(Supplied entries):
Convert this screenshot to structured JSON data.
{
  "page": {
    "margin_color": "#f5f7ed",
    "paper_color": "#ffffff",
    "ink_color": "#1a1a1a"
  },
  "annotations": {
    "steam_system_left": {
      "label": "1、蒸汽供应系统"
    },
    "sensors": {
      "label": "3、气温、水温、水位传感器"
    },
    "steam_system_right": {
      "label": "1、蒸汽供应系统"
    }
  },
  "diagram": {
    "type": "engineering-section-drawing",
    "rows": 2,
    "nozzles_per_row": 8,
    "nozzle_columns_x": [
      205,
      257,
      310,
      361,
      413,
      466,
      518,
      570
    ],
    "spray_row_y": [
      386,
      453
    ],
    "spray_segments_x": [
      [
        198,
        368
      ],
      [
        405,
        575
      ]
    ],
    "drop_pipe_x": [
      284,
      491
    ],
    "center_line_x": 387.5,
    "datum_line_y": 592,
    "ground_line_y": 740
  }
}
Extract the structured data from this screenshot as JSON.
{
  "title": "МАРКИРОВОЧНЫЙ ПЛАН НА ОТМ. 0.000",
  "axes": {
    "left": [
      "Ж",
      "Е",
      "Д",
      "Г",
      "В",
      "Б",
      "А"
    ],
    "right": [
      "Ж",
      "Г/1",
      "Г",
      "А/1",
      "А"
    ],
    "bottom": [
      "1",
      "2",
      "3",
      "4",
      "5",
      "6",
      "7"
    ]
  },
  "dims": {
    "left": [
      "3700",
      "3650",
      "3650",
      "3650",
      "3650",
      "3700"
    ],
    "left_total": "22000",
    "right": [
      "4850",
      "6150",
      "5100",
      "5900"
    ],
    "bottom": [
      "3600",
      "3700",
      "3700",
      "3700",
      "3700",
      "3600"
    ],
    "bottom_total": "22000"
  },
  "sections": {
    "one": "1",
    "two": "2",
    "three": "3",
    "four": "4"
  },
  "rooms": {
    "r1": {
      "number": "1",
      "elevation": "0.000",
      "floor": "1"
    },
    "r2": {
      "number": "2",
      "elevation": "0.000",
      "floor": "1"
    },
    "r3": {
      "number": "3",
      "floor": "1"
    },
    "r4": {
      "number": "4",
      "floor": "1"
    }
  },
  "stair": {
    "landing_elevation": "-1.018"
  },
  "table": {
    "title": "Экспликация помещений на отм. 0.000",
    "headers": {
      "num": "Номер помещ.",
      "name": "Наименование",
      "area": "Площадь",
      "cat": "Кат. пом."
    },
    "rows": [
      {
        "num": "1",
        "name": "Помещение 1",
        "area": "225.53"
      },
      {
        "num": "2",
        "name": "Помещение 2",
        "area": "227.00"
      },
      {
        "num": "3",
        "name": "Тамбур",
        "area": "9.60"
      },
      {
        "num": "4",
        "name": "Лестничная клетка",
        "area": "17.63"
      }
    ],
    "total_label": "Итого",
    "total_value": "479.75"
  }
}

(Task statement): Please repeat the material above, word for word and in full.

(Answer):
Convert this screenshot to structured JSON data.
{
  "page": {
    "margin_color": "#f5f7ed",
    "paper_color": "#ffffff",
    "ink_color": "#1a1a1a"
  },
  "annotations": {
    "steam_system_left": {
      "label": "1、蒸汽供应系统"
    },
    "sensors": {
      "label": "3、气温、水温、水位传感器"
    },
    "steam_system_right": {
      "label": "1、蒸汽供应系统"
    }
  },
  "diagram": {
    "type": "engineering-section-drawing",
    "rows": 2,
    "nozzles_per_row": 8,
    "nozzle_columns_x": [
      205,
      257,
      310,
      361,
      413,
      466,
      518,
      570
    ],
    "spray_row_y": [
      386,
      453
    ],
    "spray_segments_x": [
      [
        198,
        368
      ],
      [
        405,
        575
      ]
    ],
    "drop_pipe_x": [
      284,
      491
    ],
    "center_line_x": 387.5,
    "datum_line_y": 592,
    "ground_line_y": 740
  }
}
Extract the structured data from this screenshot as JSON.
{
  "title": "МАРКИРОВОЧНЫЙ ПЛАН НА ОТМ. 0.000",
  "axes": {
    "left": [
      "Ж",
      "Е",
      "Д",
      "Г",
      "В",
      "Б",
      "А"
    ],
    "right": [
      "Ж",
      "Г/1",
      "Г",
      "А/1",
      "А"
    ],
    "bottom": [
      "1",
      "2",
      "3",
      "4",
      "5",
      "6",
      "7"
    ]
  },
  "dims": {
    "left": [
      "3700",
      "3650",
      "3650",
      "3650",
      "3650",
      "3700"
    ],
    "left_total": "22000",
    "right": [
      "4850",
      "6150",
      "5100",
      "5900"
    ],
    "bottom": [
      "3600",
      "3700",
      "3700",
      "3700",
      "3700",
      "3600"
    ],
    "bottom_total": "22000"
  },
  "sections": {
    "one": "1",
    "two": "2",
    "three": "3",
    "four": "4"
  },
  "rooms": {
    "r1": {
      "number": "1",
      "elevation": "0.000",
      "floor": "1"
    },
    "r2": {
      "number": "2",
      "elevation": "0.000",
      "floor": "1"
    },
    "r3": {
      "number": "3",
      "floor": "1"
    },
    "r4": {
      "number": "4",
      "floor": "1"
    }
  },
  "stair": {
    "landing_elevation": "-1.018"
  },
  "table": {
    "title": "Экспликация помещений на отм. 0.000",
    "headers": {
      "num": "Номер помещ.",
      "name": "Наименование",
      "area": "Площадь",
      "cat": "Кат. пом."
    },
    "rows": [
      {
        "num": "1",
        "name": "Помещение 1",
        "area": "225.53"
      },
      {
        "num": "2",
        "name": "Помещение 2",
        "area": "227.00"
      },
      {
        "num": "3",
        "name": "Тамбур",
        "area": "9.60"
      },
      {
        "num": "4",
        "name": "Лестничная клетка",
        "area": "17.63"
      }
    ],
    "total_label": "Итого",
    "total_value": "479.75"
  }
}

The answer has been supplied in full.